───── Information shown
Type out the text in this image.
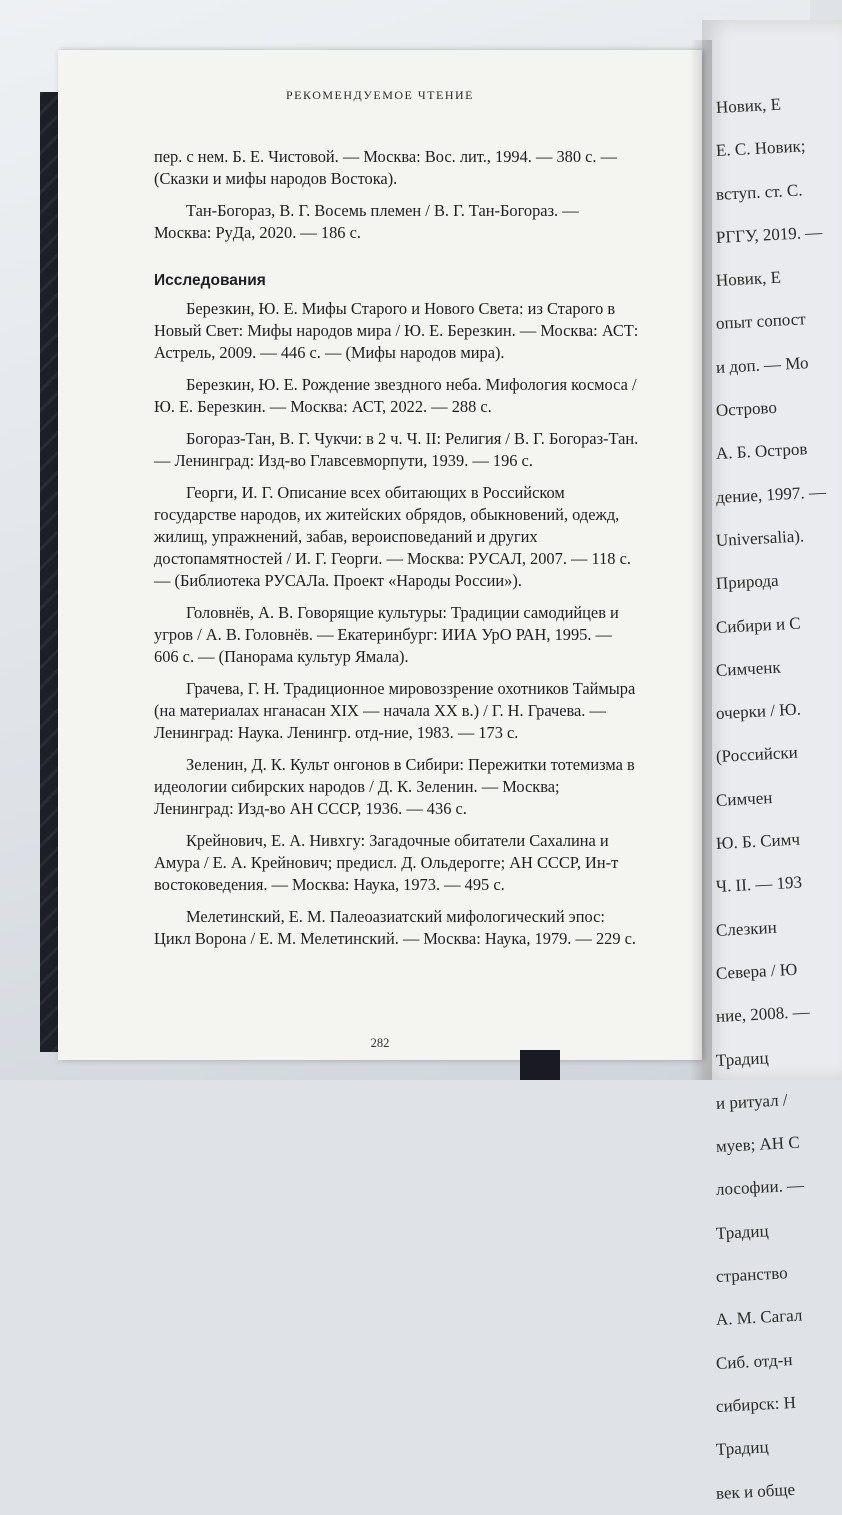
Новик, Е
Е. С. Новик;
вступ. ст. С.
РГГУ, 2019. —
Новик, Е
опыт сопост
и доп. — Мо
Острово
А. Б. Остров
дение, 1997. —
Universalia).
Природа
Сибири и С
Симченк
очерки / Ю.
(Российски
Симчен
Ю. Б. Симч
Ч. II. — 193
Слезкин
Севера / Ю
ние, 2008. —
Традиц
и ритуал /
муев; АН С
лософии. —
Традиц
странство
А. М. Сагал
Сиб. отд-н
сибирск: Н
Традиц
век и обще
РЕКОМЕНДУЕМОЕ ЧТЕНИЕ

пер. с нем. Б. Е. Чистовой. — Москва: Вос. лит., 1994. — 380 с. — (Сказки и мифы народов Востока).

Тан-Богораз, В. Г. Восемь племен / В. Г. Тан-Богораз. — Москва: РуДа, 2020. — 186 с.

Исследования

Березкин, Ю. Е. Мифы Старого и Нового Света: из Старого в Новый Свет: Мифы народов мира / Ю. Е. Березкин. — Москва: АСТ: Астрель, 2009. — 446 с. — (Мифы народов мира).

Березкин, Ю. Е. Рождение звездного неба. Мифология космоса / Ю. Е. Березкин. — Москва: АСТ, 2022. — 288 с.

Богораз-Тан, В. Г. Чукчи: в 2 ч. Ч. II: Религия / В. Г. Богораз-Тан. — Ленинград: Изд-во Главсевморпути, 1939. — 196 с.

Георги, И. Г. Описание всех обитающих в Российском государстве народов, их житейских обрядов, обыкновений, одежд, жилищ, упражнений, забав, вероисповеданий и других достопамятностей / И. Г. Георги. — Москва: РУСАЛ, 2007. — 118 с. — (Библиотека РУСАЛа. Проект «Народы России»).

Головнёв, А. В. Говорящие культуры: Традиции самодийцев и угров / А. В. Головнёв. — Екатеринбург: ИИА УрО РАН, 1995. — 606 с. — (Панорама культур Ямала).

Грачева, Г. Н. Традиционное мировоззрение охотников Таймыра (на материалах нганасан XIX — начала XX в.) / Г. Н. Грачева. — Ленинград: Наука. Ленингр. отд-ние, 1983. — 173 с.

Зеленин, Д. К. Культ онгонов в Сибири: Пережитки тотемизма в идеологии сибирских народов / Д. К. Зеленин. — Москва; Ленинград: Изд-во АН СССР, 1936. — 436 с.

Крейнович, Е. А. Нивхгу: Загадочные обитатели Сахалина и Амура / Е. А. Крейнович; предисл. Д. Ольдерогге; АН СССР, Ин-т востоковедения. — Москва: Наука, 1973. — 495 с.

Мелетинский, Е. М. Палеоазиатский мифологический эпос: Цикл Ворона / Е. М. Мелетинский. — Москва: Наука, 1979. — 229 с.

282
──────────
**Problem statement**: State only the number of lines in these entries that contain "Березкин".

**Exercise answer**: 2